[TASK DIRECTIONS]
Exactly repeat the material, dropping every picture from the copy.

[ENTRIES SUPPLIED]
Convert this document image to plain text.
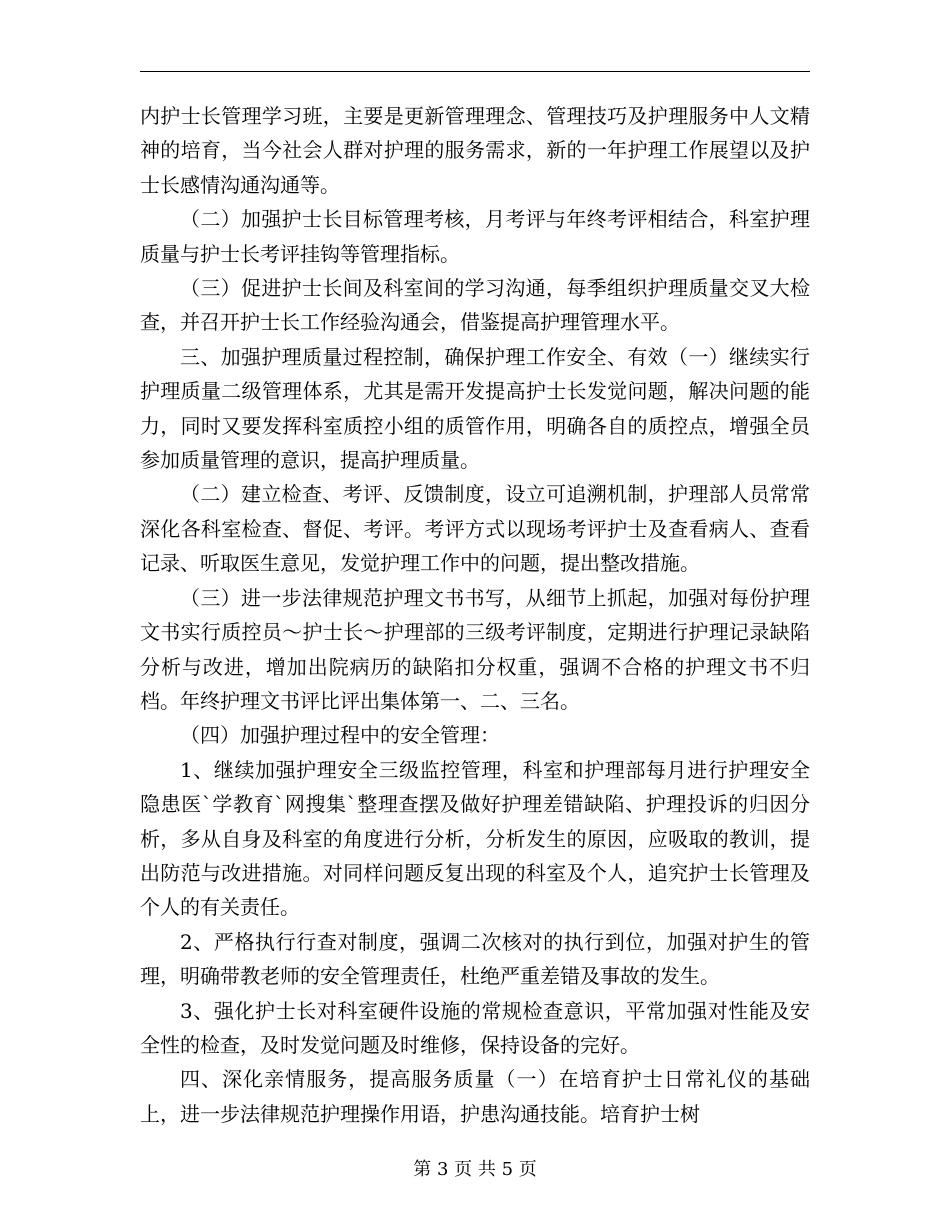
内护士长管理学习班，主要是更新管理理念、管理技巧及护理服务中人文精神的培育，当今社会人群对护理的服务需求，新的一年护理工作展望以及护士长感情沟通沟通等。

（二）加强护士长目标管理考核，月考评与年终考评相结合，科室护理质量与护士长考评挂钩等管理指标。

（三）促进护士长间及科室间的学习沟通，每季组织护理质量交叉大检查，并召开护士长工作经验沟通会，借鉴提高护理管理水平。

三、加强护理质量过程控制，确保护理工作安全、有效（一）继续实行护理质量二级管理体系，尤其是需开发提高护士长发觉问题，解决问题的能力，同时又要发挥科室质控小组的质管作用，明确各自的质控点，增强全员参加质量管理的意识，提高护理质量。

（二）建立检查、考评、反馈制度，设立可追溯机制，护理部人员常常深化各科室检查、督促、考评。考评方式以现场考评护士及查看病人、查看记录、听取医生意见，发觉护理工作中的问题，提出整改措施。

（三）进一步法律规范护理文书书写，从细节上抓起，加强对每份护理文书实行质控员～护士长～护理部的三级考评制度，定期进行护理记录缺陷分析与改进，增加出院病历的缺陷扣分权重，强调不合格的护理文书不归档。年终护理文书评比评出集体第一、二、三名。

（四）加强护理过程中的安全管理：

1、继续加强护理安全三级监控管理，科室和护理部每月进行护理安全隐患医`学教育`网搜集`整理查摆及做好护理差错缺陷、护理投诉的归因分析，多从自身及科室的角度进行分析，分析发生的原因，应吸取的教训，提出防范与改进措施。对同样问题反复出现的科室及个人，追究护士长管理及个人的有关责任。

2、严格执行行查对制度，强调二次核对的执行到位，加强对护生的管理，明确带教老师的安全管理责任，杜绝严重差错及事故的发生。

3、强化护士长对科室硬件设施的常规检查意识，平常加强对性能及安全性的检查，及时发觉问题及时维修，保持设备的完好。

四、深化亲情服务，提高服务质量（一）在培育护士日常礼仪的基础上，进一步法律规范护理操作用语，护患沟通技能。培育护士树

第 3 页 共 5 页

[COMPLETE ANSWER]
Convert this document image to plain text.
内护士长管理学习班，主要是更新管理理念、管理技巧及护理服务中人文精神的培育，当今社会人群对护理的服务需求，新的一年护理工作展望以及护士长感情沟通沟通等。

（二）加强护士长目标管理考核，月考评与年终考评相结合，科室护理质量与护士长考评挂钩等管理指标。

（三）促进护士长间及科室间的学习沟通，每季组织护理质量交叉大检查，并召开护士长工作经验沟通会，借鉴提高护理管理水平。

三、加强护理质量过程控制，确保护理工作安全、有效（一）继续实行护理质量二级管理体系，尤其是需开发提高护士长发觉问题，解决问题的能力，同时又要发挥科室质控小组的质管作用，明确各自的质控点，增强全员参加质量管理的意识，提高护理质量。

（二）建立检查、考评、反馈制度，设立可追溯机制，护理部人员常常深化各科室检查、督促、考评。考评方式以现场考评护士及查看病人、查看记录、听取医生意见，发觉护理工作中的问题，提出整改措施。

（三）进一步法律规范护理文书书写，从细节上抓起，加强对每份护理文书实行质控员～护士长～护理部的三级考评制度，定期进行护理记录缺陷分析与改进，增加出院病历的缺陷扣分权重，强调不合格的护理文书不归档。年终护理文书评比评出集体第一、二、三名。

（四）加强护理过程中的安全管理：

1、继续加强护理安全三级监控管理，科室和护理部每月进行护理安全隐患医`学教育`网搜集`整理查摆及做好护理差错缺陷、护理投诉的归因分析，多从自身及科室的角度进行分析，分析发生的原因，应吸取的教训，提出防范与改进措施。对同样问题反复出现的科室及个人，追究护士长管理及个人的有关责任。

2、严格执行行查对制度，强调二次核对的执行到位，加强对护生的管理，明确带教老师的安全管理责任，杜绝严重差错及事故的发生。

3、强化护士长对科室硬件设施的常规检查意识，平常加强对性能及安全性的检查，及时发觉问题及时维修，保持设备的完好。

四、深化亲情服务，提高服务质量（一）在培育护士日常礼仪的基础上，进一步法律规范护理操作用语，护患沟通技能。培育护士树

第 3 页 共 5 页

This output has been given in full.